Dataset entries:
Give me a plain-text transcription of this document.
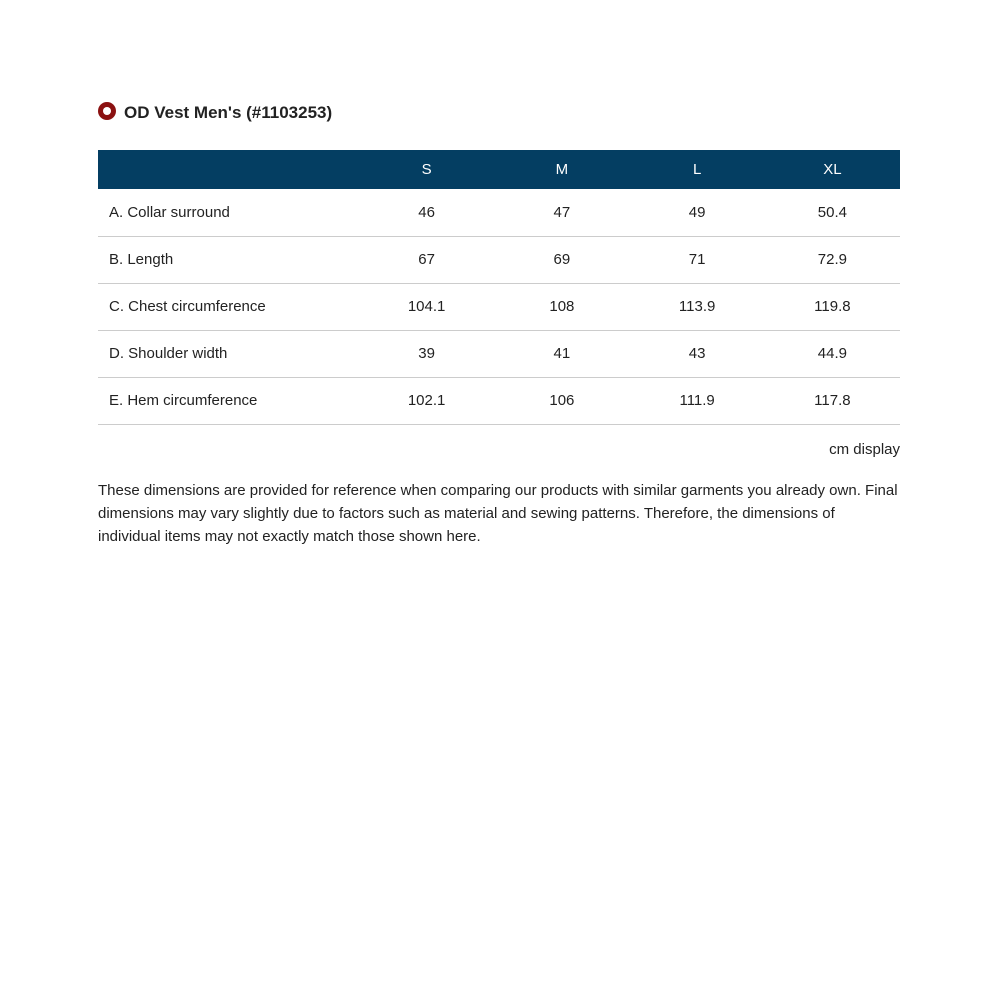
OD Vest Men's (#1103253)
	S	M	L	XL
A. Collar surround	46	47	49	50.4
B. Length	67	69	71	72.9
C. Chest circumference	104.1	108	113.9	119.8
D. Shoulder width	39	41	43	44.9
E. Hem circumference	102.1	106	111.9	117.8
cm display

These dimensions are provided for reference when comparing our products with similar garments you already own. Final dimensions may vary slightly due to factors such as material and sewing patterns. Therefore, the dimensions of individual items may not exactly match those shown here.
...
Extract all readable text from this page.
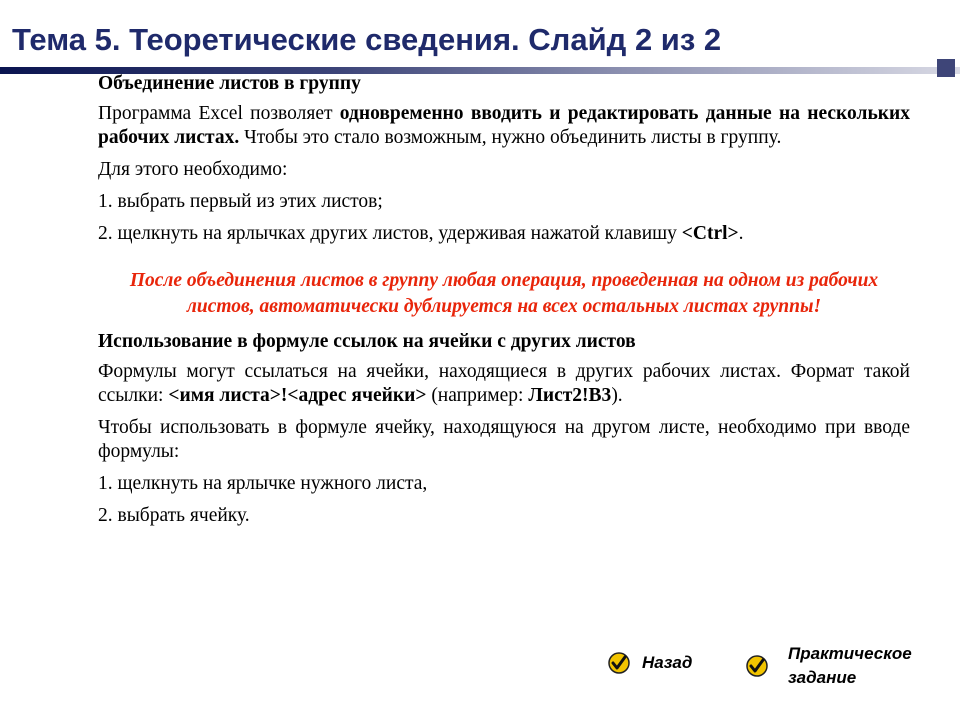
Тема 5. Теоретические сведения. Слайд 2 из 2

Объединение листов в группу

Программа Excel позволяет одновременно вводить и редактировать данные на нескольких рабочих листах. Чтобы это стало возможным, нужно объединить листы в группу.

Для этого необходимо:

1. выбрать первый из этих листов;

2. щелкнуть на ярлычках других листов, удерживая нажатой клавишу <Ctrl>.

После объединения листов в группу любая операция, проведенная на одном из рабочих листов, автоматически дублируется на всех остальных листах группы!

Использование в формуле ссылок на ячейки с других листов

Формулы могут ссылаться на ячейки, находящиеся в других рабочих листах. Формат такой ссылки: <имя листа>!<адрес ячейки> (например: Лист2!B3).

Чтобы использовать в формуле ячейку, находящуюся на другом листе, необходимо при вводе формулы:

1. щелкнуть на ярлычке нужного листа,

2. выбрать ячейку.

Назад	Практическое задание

[WHAT THE TASK REQUIRES] Work through the records line by line and tally those holding "других". Reply with the number alone.

[ANSWER TO THE EXERCISE] 3